***** Selection *****

What does it all mean……………….

Yesterday, I wrote about a man taking my shopping cart in the parking lot for me. You can read about it here.

I have been thinking about why that had such an impact on me and this is what I came up with. I think I will ramble a little – so please stick with this one – I promise there is a point at the end.

Living in India was an absolutely amazing experience that took me way out of my comfort zone. It jumbled up my routines and took me away from my favorite people. Living there gave me opportunities I would never, ever have here and it made me question a lot of what I thought I knew to be true.

I mostly think of myself as a kind and even generous person. It’s true that I can be cranky and selfish just like anyone else but I truly do enjoy giving other people a reason to smile and (mostly) don’t mind helping out.

***** Data section *****

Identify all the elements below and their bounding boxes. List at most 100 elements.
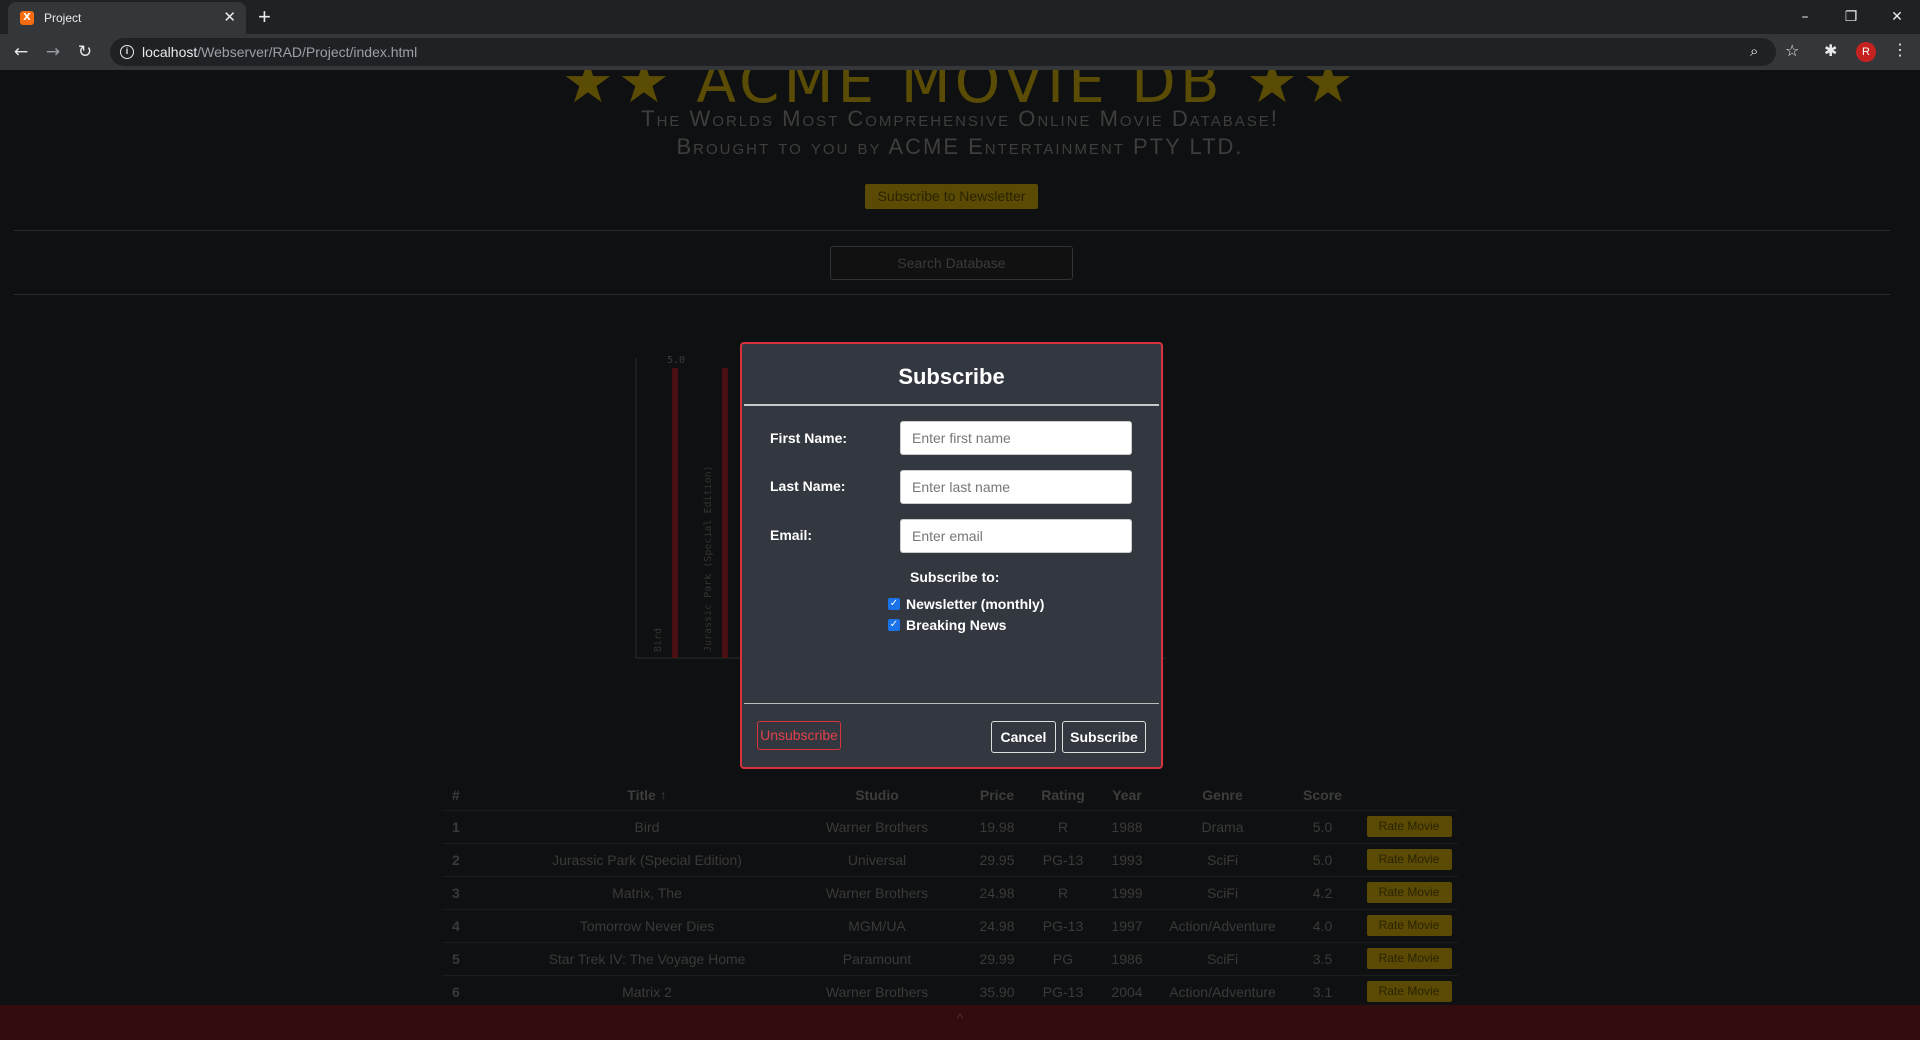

*****

What you need to do: Resume the essay above on the shopping-cart encounter and life in India, starting after its last sentence.

Reply to the exercise:
But here comes India full force – where people really need – and not just a hug or a dinner brought over or a carpool for their over-scheduled kid or someone to take their shopping cart in the parking lot – they need food and water and a way out of horrible, horrible situations. And please know that I understand people in America need too – I know that – and I understand that the needs in America can be very real and can be overwhelming too. People are sick and people are hungry and people are hurting. I get that. But not in the same magnitude as in India – not so many people all at once and not so desperately and not without options. Right now, I live in a bubble – a green, lush, over-fed bubble with people who do not hesitate to help each other out. We are getting by just fine. Sure we endure struggles – but it is really not the  same.

I will show you what I mean – this man is taking a bath outside in a busy market area. The water is not clean and he is in public and I am taking his picture.

The streets are dirty and there is human and animal waste all over the place. That means that you have very good chances of getting pretty sick at some point. Especially if you do not have a nutritious diet and clean drinking water. And this is the road outside the entrance to the neighborhood we lived in – an upscale area. This is not a slum.

It is not only not uncommon – it is actually quite common – to see children unattended on the streets.

We have been having some pretty significant storms in our area and many people have been without electricity for several days. News reporters were interviewing several people affected by the outages and one councilman said, “people here feel like they are living in a third world country.” Dear heavens. Really? I understand he was going for the dramatic effect – but please.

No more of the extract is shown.